• **EXCERPTED PASSAGE**:
════
Think of a pull parser as a (forward-only) iterator for moving through the document. For applications involved with turning XML into objects (the core of Web services) this iterator makes conversions really simple. The fact that you can stop parsing if you want is also useful at times, but not that big of a deal (you can always stop a SAX parse by throwing an exception from your handler, after all).

- Dennis

Ricky Ho wrote:
Thanks Annie, but it is still unclear to me why Pull-Parser is faster when the application take control.

Is it because ...
1) Less work being done, or
2) Same work being done using a more efficient mechanism

After reading the article, I don't think "Pull" is using a more efficient mechanism than "SAX".
════
In the thread on pull parsing, edit the part that opens with the words "Think of a pull" and closes with "it because ...", replacing "iterator" with "cursor".

• **SUPPLIED DATA**:
════
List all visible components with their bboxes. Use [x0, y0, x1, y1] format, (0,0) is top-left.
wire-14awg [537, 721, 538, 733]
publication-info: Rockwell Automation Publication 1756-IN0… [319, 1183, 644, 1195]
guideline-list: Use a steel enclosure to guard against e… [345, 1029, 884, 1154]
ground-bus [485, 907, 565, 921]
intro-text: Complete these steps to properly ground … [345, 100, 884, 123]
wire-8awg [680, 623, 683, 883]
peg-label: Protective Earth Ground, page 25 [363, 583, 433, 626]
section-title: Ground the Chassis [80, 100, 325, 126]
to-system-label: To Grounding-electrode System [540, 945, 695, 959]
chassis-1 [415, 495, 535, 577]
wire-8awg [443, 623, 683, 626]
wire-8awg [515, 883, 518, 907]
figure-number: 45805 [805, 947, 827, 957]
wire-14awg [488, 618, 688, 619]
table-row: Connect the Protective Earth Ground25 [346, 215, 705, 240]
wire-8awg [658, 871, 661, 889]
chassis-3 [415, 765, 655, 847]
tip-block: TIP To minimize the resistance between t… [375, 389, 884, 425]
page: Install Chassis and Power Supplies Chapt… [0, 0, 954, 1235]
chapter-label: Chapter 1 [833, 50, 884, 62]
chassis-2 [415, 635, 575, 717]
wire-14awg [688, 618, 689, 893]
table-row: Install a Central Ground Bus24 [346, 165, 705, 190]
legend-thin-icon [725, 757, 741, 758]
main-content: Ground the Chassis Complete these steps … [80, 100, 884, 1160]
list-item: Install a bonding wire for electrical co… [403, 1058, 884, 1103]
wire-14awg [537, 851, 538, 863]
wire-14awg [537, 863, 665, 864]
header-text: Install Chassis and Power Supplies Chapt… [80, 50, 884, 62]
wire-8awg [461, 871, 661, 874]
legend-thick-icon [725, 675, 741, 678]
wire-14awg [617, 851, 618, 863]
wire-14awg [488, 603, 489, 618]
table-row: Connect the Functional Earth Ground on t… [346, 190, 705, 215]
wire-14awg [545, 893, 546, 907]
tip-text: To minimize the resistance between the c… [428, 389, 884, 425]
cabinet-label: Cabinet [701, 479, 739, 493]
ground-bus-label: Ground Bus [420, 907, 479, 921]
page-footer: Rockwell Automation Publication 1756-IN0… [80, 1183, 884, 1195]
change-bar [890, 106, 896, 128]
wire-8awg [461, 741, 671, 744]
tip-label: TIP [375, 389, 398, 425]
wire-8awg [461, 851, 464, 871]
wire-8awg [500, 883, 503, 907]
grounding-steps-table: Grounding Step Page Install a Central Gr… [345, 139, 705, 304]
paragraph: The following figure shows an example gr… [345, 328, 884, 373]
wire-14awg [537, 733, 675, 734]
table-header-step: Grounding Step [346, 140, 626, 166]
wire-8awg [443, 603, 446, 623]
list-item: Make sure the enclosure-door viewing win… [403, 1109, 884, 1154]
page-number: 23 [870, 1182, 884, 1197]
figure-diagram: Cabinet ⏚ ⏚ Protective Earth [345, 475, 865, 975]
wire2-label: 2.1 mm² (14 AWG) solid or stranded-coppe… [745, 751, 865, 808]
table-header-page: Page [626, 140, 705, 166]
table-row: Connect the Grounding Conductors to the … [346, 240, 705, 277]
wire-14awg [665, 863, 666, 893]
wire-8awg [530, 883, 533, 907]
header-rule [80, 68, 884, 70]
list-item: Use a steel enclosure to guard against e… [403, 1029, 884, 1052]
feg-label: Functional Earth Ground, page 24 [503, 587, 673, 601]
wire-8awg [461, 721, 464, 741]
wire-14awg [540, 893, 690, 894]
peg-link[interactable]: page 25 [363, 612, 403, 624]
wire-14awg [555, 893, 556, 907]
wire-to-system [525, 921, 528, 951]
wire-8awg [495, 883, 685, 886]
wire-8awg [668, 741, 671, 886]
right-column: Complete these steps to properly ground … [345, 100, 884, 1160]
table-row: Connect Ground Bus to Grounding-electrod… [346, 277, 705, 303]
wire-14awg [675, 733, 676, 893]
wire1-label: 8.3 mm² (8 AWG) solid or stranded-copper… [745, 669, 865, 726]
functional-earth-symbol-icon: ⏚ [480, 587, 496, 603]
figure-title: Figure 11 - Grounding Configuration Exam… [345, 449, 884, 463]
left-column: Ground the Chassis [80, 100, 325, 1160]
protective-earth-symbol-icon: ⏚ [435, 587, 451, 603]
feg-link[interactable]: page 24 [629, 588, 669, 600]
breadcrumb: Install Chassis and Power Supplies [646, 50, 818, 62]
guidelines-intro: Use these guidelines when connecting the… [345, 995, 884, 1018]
════
• **SOLUTION TO THIS TASK**:
Think of a pull parser as a (forward-only) cursor for moving through the document. For applications involved with turning XML into objects (the core of Web services) this cursor makes conversions really simple. The fact that you can stop parsing if you want is also useful at times, but not that big of a deal (you can always stop a SAX parse by throwing an exception from your handler, after all).

- Dennis

Ricky Ho wrote:
Thanks Annie, but it is still unclear to me why Pull-Parser is faster when the application take control.

Is it because ...